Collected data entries
•••
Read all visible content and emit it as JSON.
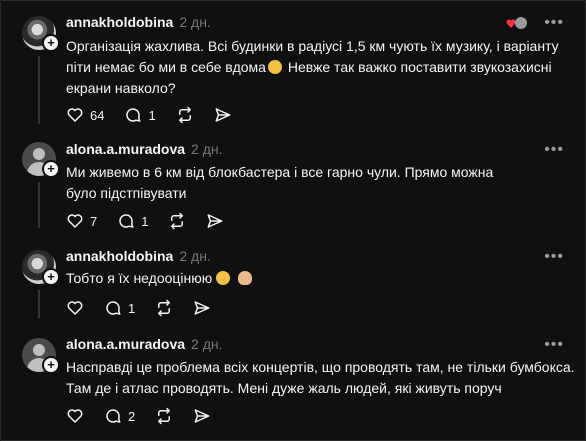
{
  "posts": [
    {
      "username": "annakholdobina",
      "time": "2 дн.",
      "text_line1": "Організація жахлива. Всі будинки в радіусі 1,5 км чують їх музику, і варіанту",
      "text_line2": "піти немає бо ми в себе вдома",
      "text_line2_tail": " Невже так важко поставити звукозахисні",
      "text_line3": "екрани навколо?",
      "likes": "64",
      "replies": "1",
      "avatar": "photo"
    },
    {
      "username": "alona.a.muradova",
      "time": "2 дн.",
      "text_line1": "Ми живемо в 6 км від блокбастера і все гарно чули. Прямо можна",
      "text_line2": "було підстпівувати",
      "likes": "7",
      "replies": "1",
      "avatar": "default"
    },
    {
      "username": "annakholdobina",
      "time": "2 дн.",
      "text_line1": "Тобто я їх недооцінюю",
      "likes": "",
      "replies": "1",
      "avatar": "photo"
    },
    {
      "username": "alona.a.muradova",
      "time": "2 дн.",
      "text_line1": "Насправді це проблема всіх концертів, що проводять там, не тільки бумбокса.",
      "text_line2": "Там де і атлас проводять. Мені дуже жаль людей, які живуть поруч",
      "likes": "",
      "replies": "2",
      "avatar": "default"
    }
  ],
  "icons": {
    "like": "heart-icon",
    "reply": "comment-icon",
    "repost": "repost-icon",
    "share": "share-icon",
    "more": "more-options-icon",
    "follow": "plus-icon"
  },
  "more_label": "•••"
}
•••
BRIEF
Restate the data above word for word. Do not include the images.

OUTPUT OF THE EXERCISE
Read all visible content and emit it as JSON.
{
  "posts": [
    {
      "username": "annakholdobina",
      "time": "2 дн.",
      "text_line1": "Організація жахлива. Всі будинки в радіусі 1,5 км чують їх музику, і варіанту",
      "text_line2": "піти немає бо ми в себе вдома",
      "text_line2_tail": " Невже так важко поставити звукозахисні",
      "text_line3": "екрани навколо?",
      "likes": "64",
      "replies": "1",
      "avatar": "photo"
    },
    {
      "username": "alona.a.muradova",
      "time": "2 дн.",
      "text_line1": "Ми живемо в 6 км від блокбастера і все гарно чули. Прямо можна",
      "text_line2": "було підстпівувати",
      "likes": "7",
      "replies": "1",
      "avatar": "default"
    },
    {
      "username": "annakholdobina",
      "time": "2 дн.",
      "text_line1": "Тобто я їх недооцінюю",
      "likes": "",
      "replies": "1",
      "avatar": "photo"
    },
    {
      "username": "alona.a.muradova",
      "time": "2 дн.",
      "text_line1": "Насправді це проблема всіх концертів, що проводять там, не тільки бумбокса.",
      "text_line2": "Там де і атлас проводять. Мені дуже жаль людей, які живуть поруч",
      "likes": "",
      "replies": "2",
      "avatar": "default"
    }
  ],
  "icons": {
    "like": "heart-icon",
    "reply": "comment-icon",
    "repost": "repost-icon",
    "share": "share-icon",
    "more": "more-options-icon",
    "follow": "plus-icon"
  },
  "more_label": "•••"
}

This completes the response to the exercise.